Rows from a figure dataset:

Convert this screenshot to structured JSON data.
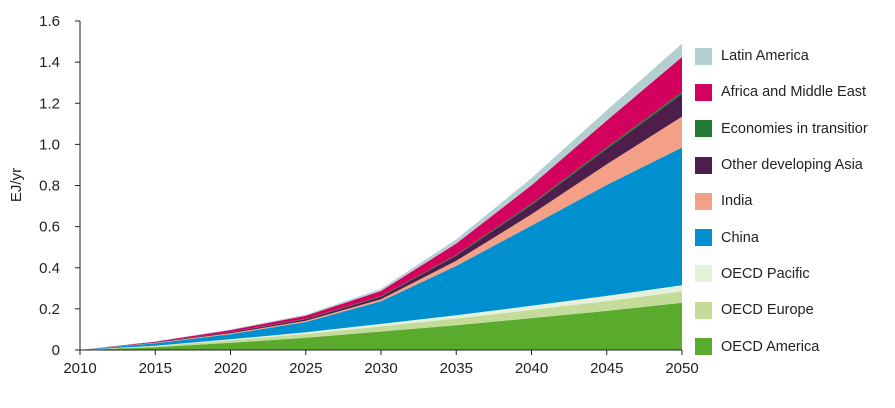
{
  "chart_data": {
    "type": "area",
    "stacked": true,
    "title": "",
    "xlabel": "",
    "ylabel": "EJ/yr",
    "x": [
      2010,
      2015,
      2020,
      2025,
      2030,
      2035,
      2040,
      2045,
      2050
    ],
    "xticks": [
      "2010",
      "2015",
      "2020",
      "2025",
      "2030",
      "2035",
      "2040",
      "2045",
      "2050"
    ],
    "yticks": [
      "0",
      "0.2",
      "0.4",
      "0.6",
      "0.8",
      "1.0",
      "1.2",
      "1.4",
      "1.6"
    ],
    "xlim": [
      2010,
      2050
    ],
    "ylim": [
      0,
      1.6
    ],
    "grid": false,
    "legend_position": "right",
    "series": [
      {
        "name": "OECD America",
        "color": "#5aaa2e",
        "values": [
          0,
          0.013,
          0.035,
          0.06,
          0.09,
          0.12,
          0.155,
          0.19,
          0.23
        ]
      },
      {
        "name": "OECD Europe",
        "color": "#c3dc99",
        "values": [
          0,
          0.006,
          0.012,
          0.018,
          0.025,
          0.033,
          0.04,
          0.048,
          0.055
        ]
      },
      {
        "name": "OECD Pacific",
        "color": "#e5f1da",
        "values": [
          0,
          0.002,
          0.005,
          0.008,
          0.012,
          0.016,
          0.02,
          0.025,
          0.03
        ]
      },
      {
        "name": "China",
        "color": "#0090d0",
        "values": [
          0,
          0.012,
          0.025,
          0.05,
          0.11,
          0.24,
          0.39,
          0.54,
          0.67
        ]
      },
      {
        "name": "India",
        "color": "#f3a086",
        "values": [
          0,
          0.002,
          0.004,
          0.006,
          0.01,
          0.025,
          0.055,
          0.1,
          0.15
        ]
      },
      {
        "name": "Other developing Asia",
        "color": "#4d1d4b",
        "values": [
          0,
          0.002,
          0.005,
          0.008,
          0.012,
          0.025,
          0.045,
          0.075,
          0.11
        ]
      },
      {
        "name": "Economies in transitior",
        "color": "#1f7a33",
        "values": [
          0,
          0.0,
          0.001,
          0.002,
          0.003,
          0.004,
          0.006,
          0.008,
          0.01
        ]
      },
      {
        "name": "Africa and Middle East",
        "color": "#d4005e",
        "values": [
          0,
          0.004,
          0.01,
          0.015,
          0.025,
          0.055,
          0.09,
          0.13,
          0.17
        ]
      },
      {
        "name": "Latin America",
        "color": "#b4cfd0",
        "values": [
          0,
          0.001,
          0.003,
          0.005,
          0.01,
          0.02,
          0.035,
          0.05,
          0.065
        ]
      }
    ]
  }
}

*Short problem*. Only a number is wanted: how many lines of the material above hold "America"?

*Finished exercise*. 2